Dataset content:
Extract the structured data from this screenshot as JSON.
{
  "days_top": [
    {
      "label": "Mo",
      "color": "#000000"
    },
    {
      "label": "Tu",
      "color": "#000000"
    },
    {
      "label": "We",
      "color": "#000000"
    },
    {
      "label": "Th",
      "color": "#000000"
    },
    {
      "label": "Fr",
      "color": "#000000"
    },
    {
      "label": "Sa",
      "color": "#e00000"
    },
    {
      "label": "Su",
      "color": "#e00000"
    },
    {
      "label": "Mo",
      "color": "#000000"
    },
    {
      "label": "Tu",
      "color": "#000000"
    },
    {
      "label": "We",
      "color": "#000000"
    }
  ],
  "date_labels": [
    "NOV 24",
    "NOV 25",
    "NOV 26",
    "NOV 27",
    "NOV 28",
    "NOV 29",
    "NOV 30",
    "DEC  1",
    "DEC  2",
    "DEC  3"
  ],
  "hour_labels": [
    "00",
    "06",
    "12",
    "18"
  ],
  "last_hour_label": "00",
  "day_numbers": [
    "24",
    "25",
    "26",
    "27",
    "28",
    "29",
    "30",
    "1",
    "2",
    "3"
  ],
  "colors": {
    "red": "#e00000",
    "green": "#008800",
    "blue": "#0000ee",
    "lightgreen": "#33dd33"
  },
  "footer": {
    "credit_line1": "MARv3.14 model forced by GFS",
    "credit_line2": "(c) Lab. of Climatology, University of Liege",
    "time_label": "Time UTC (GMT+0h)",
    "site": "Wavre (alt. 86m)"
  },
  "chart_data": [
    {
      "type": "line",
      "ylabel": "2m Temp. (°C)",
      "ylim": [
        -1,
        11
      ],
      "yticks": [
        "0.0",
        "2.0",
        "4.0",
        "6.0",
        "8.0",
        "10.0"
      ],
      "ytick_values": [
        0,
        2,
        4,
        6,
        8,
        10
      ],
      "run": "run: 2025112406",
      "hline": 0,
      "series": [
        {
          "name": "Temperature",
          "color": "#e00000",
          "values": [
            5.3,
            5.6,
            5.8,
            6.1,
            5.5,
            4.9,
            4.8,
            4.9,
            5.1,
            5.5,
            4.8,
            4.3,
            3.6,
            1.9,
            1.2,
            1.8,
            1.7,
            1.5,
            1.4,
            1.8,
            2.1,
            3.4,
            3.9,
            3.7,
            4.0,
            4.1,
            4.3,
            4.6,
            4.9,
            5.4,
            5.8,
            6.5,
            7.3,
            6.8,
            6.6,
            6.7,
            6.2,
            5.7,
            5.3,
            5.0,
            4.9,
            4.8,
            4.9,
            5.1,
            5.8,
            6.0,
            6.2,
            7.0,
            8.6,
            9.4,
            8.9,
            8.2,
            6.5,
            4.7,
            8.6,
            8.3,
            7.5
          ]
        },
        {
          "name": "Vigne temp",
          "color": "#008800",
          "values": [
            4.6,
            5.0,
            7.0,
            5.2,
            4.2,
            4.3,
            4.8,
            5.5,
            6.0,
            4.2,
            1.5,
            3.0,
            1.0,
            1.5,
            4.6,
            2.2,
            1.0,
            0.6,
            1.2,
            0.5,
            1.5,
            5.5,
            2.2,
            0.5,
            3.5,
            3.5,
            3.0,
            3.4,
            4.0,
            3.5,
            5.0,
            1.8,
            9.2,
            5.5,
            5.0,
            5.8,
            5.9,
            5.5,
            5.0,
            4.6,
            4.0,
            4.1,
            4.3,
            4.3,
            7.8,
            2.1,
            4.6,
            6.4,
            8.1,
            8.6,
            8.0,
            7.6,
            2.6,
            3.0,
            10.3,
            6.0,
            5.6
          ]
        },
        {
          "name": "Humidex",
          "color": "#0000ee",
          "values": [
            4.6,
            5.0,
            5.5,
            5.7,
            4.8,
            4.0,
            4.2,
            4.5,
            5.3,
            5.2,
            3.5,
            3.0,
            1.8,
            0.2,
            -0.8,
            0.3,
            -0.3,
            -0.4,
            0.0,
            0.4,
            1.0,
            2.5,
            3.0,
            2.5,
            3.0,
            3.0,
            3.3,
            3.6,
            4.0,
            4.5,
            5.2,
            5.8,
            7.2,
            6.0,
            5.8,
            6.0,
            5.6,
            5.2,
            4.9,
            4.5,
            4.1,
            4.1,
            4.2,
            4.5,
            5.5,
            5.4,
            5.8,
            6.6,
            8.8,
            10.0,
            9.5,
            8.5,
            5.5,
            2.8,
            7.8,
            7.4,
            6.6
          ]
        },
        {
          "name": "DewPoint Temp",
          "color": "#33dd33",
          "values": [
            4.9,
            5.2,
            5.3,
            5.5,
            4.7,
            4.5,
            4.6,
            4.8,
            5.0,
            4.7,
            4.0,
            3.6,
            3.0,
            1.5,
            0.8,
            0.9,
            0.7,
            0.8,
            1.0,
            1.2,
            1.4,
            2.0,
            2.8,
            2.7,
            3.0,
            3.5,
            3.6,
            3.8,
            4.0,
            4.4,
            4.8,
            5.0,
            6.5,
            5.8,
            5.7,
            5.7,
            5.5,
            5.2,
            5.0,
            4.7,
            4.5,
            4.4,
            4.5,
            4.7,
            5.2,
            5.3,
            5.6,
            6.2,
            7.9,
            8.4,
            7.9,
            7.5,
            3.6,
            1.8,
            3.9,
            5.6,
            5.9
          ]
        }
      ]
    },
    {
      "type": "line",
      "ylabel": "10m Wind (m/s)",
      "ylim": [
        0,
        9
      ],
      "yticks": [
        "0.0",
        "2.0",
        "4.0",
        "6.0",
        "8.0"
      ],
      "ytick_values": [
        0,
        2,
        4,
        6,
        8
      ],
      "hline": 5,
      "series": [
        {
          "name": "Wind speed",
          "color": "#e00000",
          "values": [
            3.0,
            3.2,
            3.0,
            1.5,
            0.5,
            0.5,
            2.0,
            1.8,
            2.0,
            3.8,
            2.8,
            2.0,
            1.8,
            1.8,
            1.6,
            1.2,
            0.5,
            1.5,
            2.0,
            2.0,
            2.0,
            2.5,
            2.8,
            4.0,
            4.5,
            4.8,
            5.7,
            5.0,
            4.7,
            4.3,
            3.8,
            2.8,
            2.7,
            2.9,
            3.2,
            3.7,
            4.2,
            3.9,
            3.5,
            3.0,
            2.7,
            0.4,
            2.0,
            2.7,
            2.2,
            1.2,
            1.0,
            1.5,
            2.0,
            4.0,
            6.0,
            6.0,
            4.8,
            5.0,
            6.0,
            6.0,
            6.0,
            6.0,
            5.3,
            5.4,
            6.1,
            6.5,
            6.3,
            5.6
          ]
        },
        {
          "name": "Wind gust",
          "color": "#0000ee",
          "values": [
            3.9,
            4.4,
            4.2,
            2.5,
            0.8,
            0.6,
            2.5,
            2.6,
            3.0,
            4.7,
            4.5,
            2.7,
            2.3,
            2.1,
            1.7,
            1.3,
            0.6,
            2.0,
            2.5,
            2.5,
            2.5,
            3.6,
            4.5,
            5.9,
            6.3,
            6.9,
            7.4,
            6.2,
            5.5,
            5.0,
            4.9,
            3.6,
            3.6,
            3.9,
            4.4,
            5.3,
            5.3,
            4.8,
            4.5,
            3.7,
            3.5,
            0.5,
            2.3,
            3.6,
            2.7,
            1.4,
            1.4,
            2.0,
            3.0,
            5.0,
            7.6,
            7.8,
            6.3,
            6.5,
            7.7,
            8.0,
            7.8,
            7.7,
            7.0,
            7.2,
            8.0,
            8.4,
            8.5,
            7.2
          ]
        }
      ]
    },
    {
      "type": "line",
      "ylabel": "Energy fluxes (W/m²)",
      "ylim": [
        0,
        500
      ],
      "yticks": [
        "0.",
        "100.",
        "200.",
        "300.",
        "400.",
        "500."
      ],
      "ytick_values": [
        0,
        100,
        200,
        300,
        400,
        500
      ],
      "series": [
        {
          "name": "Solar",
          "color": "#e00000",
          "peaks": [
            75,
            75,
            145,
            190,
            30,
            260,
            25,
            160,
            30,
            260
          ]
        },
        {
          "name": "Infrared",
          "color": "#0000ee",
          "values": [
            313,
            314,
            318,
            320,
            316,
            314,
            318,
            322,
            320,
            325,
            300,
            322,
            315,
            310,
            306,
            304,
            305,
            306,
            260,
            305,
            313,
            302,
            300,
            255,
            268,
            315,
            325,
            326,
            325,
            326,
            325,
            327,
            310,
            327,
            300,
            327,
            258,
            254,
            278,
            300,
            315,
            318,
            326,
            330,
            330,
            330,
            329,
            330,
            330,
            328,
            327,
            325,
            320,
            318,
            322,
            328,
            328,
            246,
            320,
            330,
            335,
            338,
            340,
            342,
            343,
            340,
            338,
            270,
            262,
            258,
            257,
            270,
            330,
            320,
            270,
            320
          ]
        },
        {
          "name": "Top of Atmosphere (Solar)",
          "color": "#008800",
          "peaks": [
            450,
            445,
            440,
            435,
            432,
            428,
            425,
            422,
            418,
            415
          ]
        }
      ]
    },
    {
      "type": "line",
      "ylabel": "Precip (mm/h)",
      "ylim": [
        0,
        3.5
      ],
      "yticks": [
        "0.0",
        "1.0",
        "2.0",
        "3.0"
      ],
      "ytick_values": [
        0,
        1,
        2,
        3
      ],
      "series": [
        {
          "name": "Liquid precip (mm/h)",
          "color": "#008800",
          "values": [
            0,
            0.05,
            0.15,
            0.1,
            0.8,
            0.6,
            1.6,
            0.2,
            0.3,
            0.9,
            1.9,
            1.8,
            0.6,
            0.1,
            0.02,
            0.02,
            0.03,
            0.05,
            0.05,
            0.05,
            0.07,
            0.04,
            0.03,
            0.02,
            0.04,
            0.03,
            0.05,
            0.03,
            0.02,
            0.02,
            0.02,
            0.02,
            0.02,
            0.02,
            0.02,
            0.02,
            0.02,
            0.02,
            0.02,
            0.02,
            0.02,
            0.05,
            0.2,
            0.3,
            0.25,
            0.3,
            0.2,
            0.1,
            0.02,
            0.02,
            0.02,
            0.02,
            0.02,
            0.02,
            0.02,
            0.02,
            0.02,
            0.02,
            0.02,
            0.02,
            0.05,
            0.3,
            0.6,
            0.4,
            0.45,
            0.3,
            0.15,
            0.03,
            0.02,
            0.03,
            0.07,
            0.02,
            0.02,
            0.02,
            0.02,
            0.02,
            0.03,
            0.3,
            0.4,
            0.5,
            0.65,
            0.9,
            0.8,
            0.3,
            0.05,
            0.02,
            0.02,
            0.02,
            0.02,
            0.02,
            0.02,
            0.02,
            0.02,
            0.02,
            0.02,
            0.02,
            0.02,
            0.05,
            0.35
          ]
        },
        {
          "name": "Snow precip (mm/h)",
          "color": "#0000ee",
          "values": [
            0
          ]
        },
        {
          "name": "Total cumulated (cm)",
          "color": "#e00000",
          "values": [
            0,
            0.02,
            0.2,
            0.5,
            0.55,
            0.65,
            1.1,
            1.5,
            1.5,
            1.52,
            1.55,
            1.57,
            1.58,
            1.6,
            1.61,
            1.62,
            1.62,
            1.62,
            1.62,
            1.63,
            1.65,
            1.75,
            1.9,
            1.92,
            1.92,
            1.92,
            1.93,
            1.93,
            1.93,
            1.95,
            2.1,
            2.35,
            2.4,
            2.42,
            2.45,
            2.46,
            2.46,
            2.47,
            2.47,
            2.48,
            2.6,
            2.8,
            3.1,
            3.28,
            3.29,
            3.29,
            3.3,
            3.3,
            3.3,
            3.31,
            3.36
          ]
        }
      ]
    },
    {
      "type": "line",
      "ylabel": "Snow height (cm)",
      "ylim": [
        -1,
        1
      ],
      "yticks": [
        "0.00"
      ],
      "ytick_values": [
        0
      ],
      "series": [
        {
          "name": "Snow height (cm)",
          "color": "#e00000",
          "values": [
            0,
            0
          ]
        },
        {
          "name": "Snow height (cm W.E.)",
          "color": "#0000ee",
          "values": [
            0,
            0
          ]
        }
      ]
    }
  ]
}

Short exercise: Go through the records and show every line with the string "Wind" in it.

Output for this exercise:
      "ylabel": "10m Wind (m/s)",
          "name": "Wind speed",
          "name": "Wind gust",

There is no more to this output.